Returns:float – The fitness score of the cell.
is_goal

Whether or not the current cell is a goal state.

Returns:bool – Is the current cell a goal.
is_root

Checks if the cell is the root of the tree (trajectory length is 0).

Returns:bool – Whether the cell is root or not
is_terminal

Whether or not the current cell is a terminal state.

Returns:bool – Is the current cell terminal.
reward

The reward obtained in the current cell.

Returns:float – The reward.
score

The score obtained in the current cell.

Returns:float – The score.
score_weight

A heuristic function basedon the cell’s score, and other values, to bias the rollouts towards high-scoring areas.

Returns:float – The cell’s score_weight
step

How many steps led to the current cell.

Returns:int – Length of the trajectory.
times_chosen

How many times the current cell has been chosen to start a rollout.

Returns:int – Number of times chosen.
times_chosen_since_improved

How many times the current cell has been chosen to start a rollout since the last time the cell was updated with an improved score or trajectory.

Returns:int – Number of times chosen since last improved.
times_chosen_since_improved_subscore

A function of times_chosen_since_improved that is used in calculating the cell’s times_chosen_since_improved_subscore score.

- _Supplied material_:
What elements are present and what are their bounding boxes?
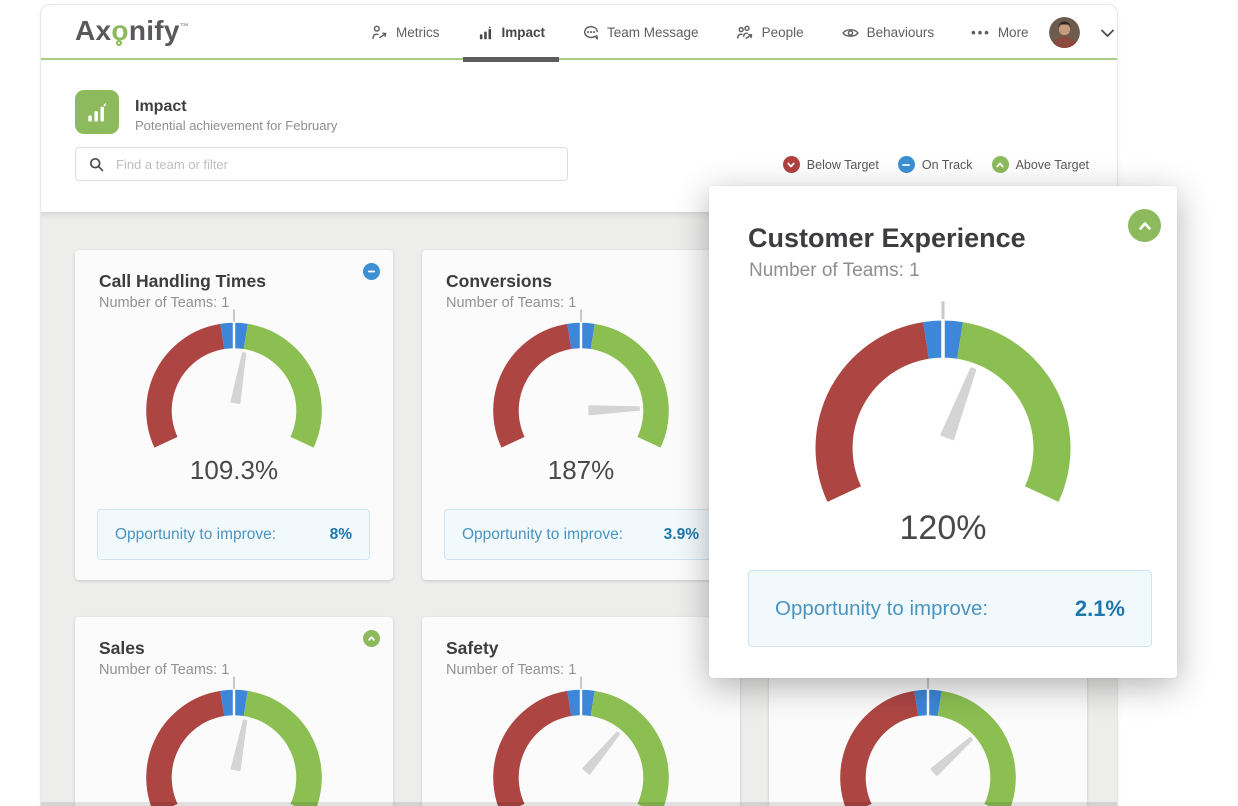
more-icon: •••: [971, 25, 991, 40]
gauge-value: 120%: [765, 509, 1121, 548]
page-subtitle: Potential achievement for February: [135, 118, 337, 133]
nav-right-group: ••• More: [971, 5, 1114, 60]
status-badge-above-target: [1128, 209, 1161, 242]
card-title: Conversions: [446, 271, 716, 292]
opportunity-box: Opportunity to improve: 2.1%: [748, 570, 1152, 647]
trademark: ™: [180, 22, 189, 32]
gauge-wrap: 109.3%: [112, 296, 357, 470]
card-title: Customer Experience: [748, 223, 1117, 254]
impact-dashboard: Axonify™ Metrics Impact Team Message Peo…: [0, 0, 1238, 806]
below-target-icon: [783, 156, 800, 173]
page-title: Impact: [135, 98, 187, 116]
card-subtitle: Number of Teams: 1: [749, 260, 1177, 282]
gauge-chart: [765, 282, 1121, 534]
gauge-chart: [112, 296, 357, 470]
card-title: Safety: [446, 638, 716, 659]
nav-item-more[interactable]: ••• More: [971, 5, 1028, 60]
card-call-handling-times[interactable]: Call Handling Times Number of Teams: 1 1…: [75, 250, 393, 580]
status-badge-on-track: [363, 263, 380, 280]
impact-page-icon: [75, 90, 119, 134]
legend-below-target: Below Target: [783, 156, 879, 173]
on-track-icon: [898, 156, 915, 173]
nav-item-impact[interactable]: Impact: [477, 5, 546, 60]
metrics-icon: [371, 24, 389, 42]
axonify-logo[interactable]: Axonify™: [75, 15, 189, 47]
card-conversions[interactable]: Conversions Number of Teams: 1 187% Oppo…: [422, 250, 740, 580]
gauge-value: 187%: [459, 455, 704, 486]
opportunity-value: 8%: [330, 526, 352, 544]
logo-o: o: [111, 15, 128, 46]
card-title: Sales: [99, 638, 369, 659]
gauge-chart: [459, 663, 704, 806]
gauge-wrap: [459, 663, 704, 806]
chevron-down-icon[interactable]: [1100, 28, 1115, 38]
gauge-chart: [112, 663, 357, 806]
gauge-value: 109.3%: [112, 455, 357, 486]
search-input[interactable]: [116, 148, 567, 180]
search-icon: [76, 156, 116, 173]
gauge-chart: [806, 663, 1051, 806]
nav-item-people[interactable]: People: [736, 5, 804, 60]
status-badge-above-target: [363, 630, 380, 647]
gauge-wrap: [806, 663, 1051, 806]
user-avatar[interactable]: [1049, 17, 1080, 48]
impact-icon: [477, 24, 495, 42]
card-safety[interactable]: Safety Number of Teams: 1: [422, 617, 740, 806]
gauge-wrap: 120%: [765, 282, 1121, 534]
status-legend: Below Target On Track Above Target: [783, 156, 1089, 173]
opportunity-value: 2.1%: [1075, 596, 1125, 622]
nav-item-metrics[interactable]: Metrics: [371, 5, 440, 60]
card-customer-experience-expanded[interactable]: Customer Experience Number of Teams: 1 1…: [709, 186, 1177, 678]
behaviours-icon: [841, 24, 860, 42]
gauge-wrap: [112, 663, 357, 806]
above-target-icon: [992, 156, 1009, 173]
gauge-wrap: 187%: [459, 296, 704, 470]
opportunity-box: Opportunity to improve: 8%: [97, 509, 370, 560]
people-icon: [736, 24, 755, 42]
gauge-chart: [459, 296, 704, 470]
legend-on-track: On Track: [898, 156, 973, 173]
search-box: [75, 147, 568, 181]
opportunity-box: Opportunity to improve: 3.9%: [444, 509, 717, 560]
legend-above-target: Above Target: [992, 156, 1089, 173]
top-nav-bar: Axonify™ Metrics Impact Team Message Peo…: [41, 5, 1117, 60]
opportunity-value: 3.9%: [664, 526, 699, 544]
nav-menu: Metrics Impact Team Message People Behav…: [371, 5, 1099, 60]
team-message-icon: [582, 24, 600, 42]
card-title: Call Handling Times: [99, 271, 369, 292]
nav-item-behaviours[interactable]: Behaviours: [841, 5, 935, 60]
nav-item-team-message[interactable]: Team Message: [582, 5, 699, 60]
card-sales[interactable]: Sales Number of Teams: 1: [75, 617, 393, 806]
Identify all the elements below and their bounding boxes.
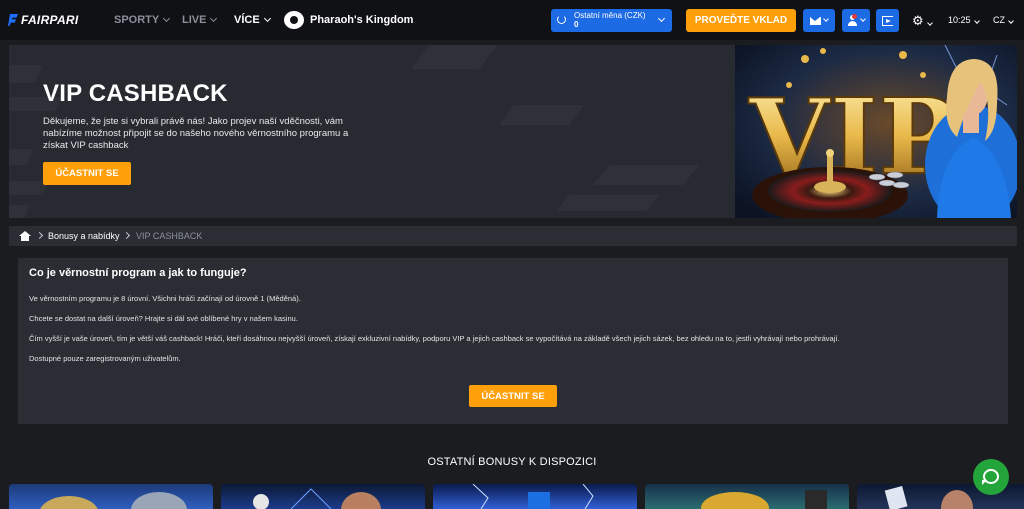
chevron-down-icon: [263, 14, 271, 23]
logo-text: FAIRPARI: [21, 13, 79, 27]
live-chat-button[interactable]: [973, 459, 1009, 495]
fairpari-logo[interactable]: FAIRPARI: [8, 13, 79, 27]
info-paragraph: Ve věrnostním programu je 8 úrovní. Všic…: [29, 294, 301, 303]
wallet-amount: 0: [574, 20, 579, 29]
wallet-selector[interactable]: Ostatní měna (CZK) 0: [551, 9, 672, 32]
nav-more-label: VÍCE: [234, 14, 260, 26]
chevron-down-icon: [973, 18, 980, 24]
info-paragraph: Chcete se dostat na další úroveň? Hrajte…: [29, 314, 298, 323]
other-bonuses-heading: OSTATNÍ BONUSY K DISPOZICI: [427, 456, 597, 468]
bonus-card[interactable]: [221, 484, 425, 509]
messages-button[interactable]: [803, 9, 835, 32]
chevron-down-icon: [823, 16, 829, 22]
bonus-card-artwork: [472, 484, 594, 509]
participate-button[interactable]: ÚČASTNIT SE: [43, 162, 131, 185]
clock-selector[interactable]: 10:25: [948, 15, 980, 25]
clock-time: 10:25: [948, 15, 971, 25]
bonus-card-artwork: [701, 490, 827, 509]
participate-button-secondary[interactable]: ÚČASTNIT SE: [469, 385, 557, 407]
nav-more[interactable]: VÍCE: [234, 0, 271, 40]
pharaoh-eye-icon: [284, 11, 304, 29]
breadcrumb: Bonusy a nabídky VIP CASHBACK: [9, 226, 1017, 246]
home-icon[interactable]: [19, 231, 31, 241]
chevron-right-icon: [122, 231, 131, 240]
nav-sports-label: SPORTY: [114, 14, 160, 26]
logout-icon: [882, 15, 893, 26]
logo-mark-icon: [8, 14, 18, 26]
chevron-down-icon: [210, 14, 218, 23]
nav-live-label: LIVE: [182, 14, 207, 26]
language-code: CZ: [993, 15, 1005, 25]
mail-icon: [810, 16, 821, 25]
gear-icon: ⚙: [912, 13, 924, 28]
chevron-down-icon: [926, 20, 933, 26]
banner-text: Děkujeme, že jste si vybrali právě nás! …: [43, 116, 349, 151]
info-paragraph: Čím vyšší je vaše úroveň, tím je větší v…: [29, 334, 840, 343]
chevron-right-icon: [35, 231, 44, 240]
vip-casino-illustration: VIP: [735, 45, 1017, 218]
banner-title: VIP CASHBACK: [43, 80, 228, 107]
game-link[interactable]: Pharaoh's Kingdom: [284, 11, 413, 29]
nav-sports[interactable]: SPORTY: [114, 0, 171, 40]
bonus-card-artwork: [253, 488, 381, 509]
settings-button[interactable]: ⚙: [912, 13, 933, 29]
language-selector[interactable]: CZ: [993, 15, 1014, 25]
top-navigation-bar: FAIRPARI SPORTY LIVE VÍCE Pharaoh's King…: [0, 0, 1024, 40]
chevron-down-icon: [1008, 18, 1014, 24]
bonus-card[interactable]: [9, 484, 213, 509]
nav-live[interactable]: LIVE: [182, 0, 218, 40]
account-button[interactable]: [842, 9, 870, 32]
game-name: Pharaoh's Kingdom: [310, 14, 414, 26]
info-title: Co je věrnostní program a jak to funguje…: [29, 267, 247, 279]
notification-dot: [852, 14, 857, 19]
logout-button[interactable]: [876, 9, 899, 32]
breadcrumb-bonuses[interactable]: Bonusy a nabídky: [48, 231, 120, 241]
bonus-card[interactable]: [645, 484, 849, 509]
bonus-card-artwork: [40, 492, 187, 509]
info-paragraph: Dostupné pouze zaregistrovaným uživatelů…: [29, 354, 181, 363]
chevron-down-icon: [163, 14, 171, 23]
bonus-card[interactable]: [433, 484, 637, 509]
refresh-icon[interactable]: [557, 15, 566, 24]
deposit-button[interactable]: PROVEĎTE VKLAD: [686, 9, 796, 32]
chevron-down-icon: [860, 16, 866, 22]
vip-cashback-banner: VIP CASHBACK Děkujeme, že jste si vybral…: [9, 45, 1017, 218]
loyalty-info-panel: Co je věrnostní program a jak to funguje…: [18, 258, 1008, 424]
breadcrumb-current: VIP CASHBACK: [136, 231, 203, 241]
chat-bubble-tail: [982, 480, 987, 485]
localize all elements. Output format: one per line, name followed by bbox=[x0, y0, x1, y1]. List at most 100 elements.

- _Requests_:
1/ Please edit the rows starting with the line with "more-icon: •••: [971, 25, 991, 40]" and going on through the line with "impact-dashboard: Axonify™ Metrics", replacing "card-title" with "card-heading" and changing nothing else.
2/ Proceed with the cell property reference from its final line.

- _Results for the exercise_:
1/
more-icon: •••: [971, 25, 991, 40]
gauge-value: 120%: [765, 509, 1121, 548]
page-subtitle: Potential achievement for February: [135, 118, 337, 133]
nav-right-group: ••• More: [971, 5, 1114, 60]
status-badge-above-target: [1128, 209, 1161, 242]
card-heading: Conversions: [446, 271, 716, 292]
opportunity-box: Opportunity to improve: 2.1%: [748, 570, 1152, 647]
trademark: ™: [180, 22, 189, 32]
gauge-wrap: 109.3%: [112, 296, 357, 470]
card-heading: Customer Experience: [748, 223, 1117, 254]
impact-dashboard: Axonify™ Metrics Impact Team Message Peo…: [0, 0, 1238, 806]

2/
Returns:float – The times_chosen_since_improved_subscore
times_chosen_subscore

A function of times_chosen that is used in calculating the cell’s times_chosen_subscore score.

Returns:float – The times_chosen_subscore
times_visited

How many times the current cell has been visited during all rollouts.

Returns:int – Number of times visited.
times_visited_subscore

A function of _times_visited that is used in calculating the cell’s times_visited_subscore score.

Returns:float – The times_visited_subscore
value_approx

The approximate value of the current cell, based on backpropigation of previous rollouts.

Returns:float – The value approximation.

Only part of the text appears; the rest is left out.